### Task description
Each record must be reproduced exactly as it is shown.

### Recorded data
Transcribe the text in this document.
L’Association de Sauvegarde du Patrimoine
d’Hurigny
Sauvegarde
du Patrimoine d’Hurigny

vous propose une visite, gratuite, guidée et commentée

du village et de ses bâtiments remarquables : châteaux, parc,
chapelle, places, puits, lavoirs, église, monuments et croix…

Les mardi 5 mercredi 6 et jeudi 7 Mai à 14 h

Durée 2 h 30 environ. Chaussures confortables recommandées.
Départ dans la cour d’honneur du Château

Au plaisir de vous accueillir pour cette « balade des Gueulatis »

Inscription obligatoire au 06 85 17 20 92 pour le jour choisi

### Solution to this task
Transcribe the text in this document.
L’Association de Sauvegarde du Patrimoine
d’Hurigny
Sauvegarde
du Patrimoine d’Hurigny

vous propose une visite, gratuite, guidée et commentée

du village et de ses bâtiments remarquables : châteaux, parc,
chapelle, places, puits, lavoirs, église, monuments et croix…

Les mardi 5 mercredi 6 et jeudi 7 Mai à 14 h

Durée 2 h 30 environ. Chaussures confortables recommandées.
Départ dans la cour d’honneur du Château

Au plaisir de vous accueillir pour cette « balade des Gueulatis »

Inscription obligatoire au 06 85 17 20 92 pour le jour choisi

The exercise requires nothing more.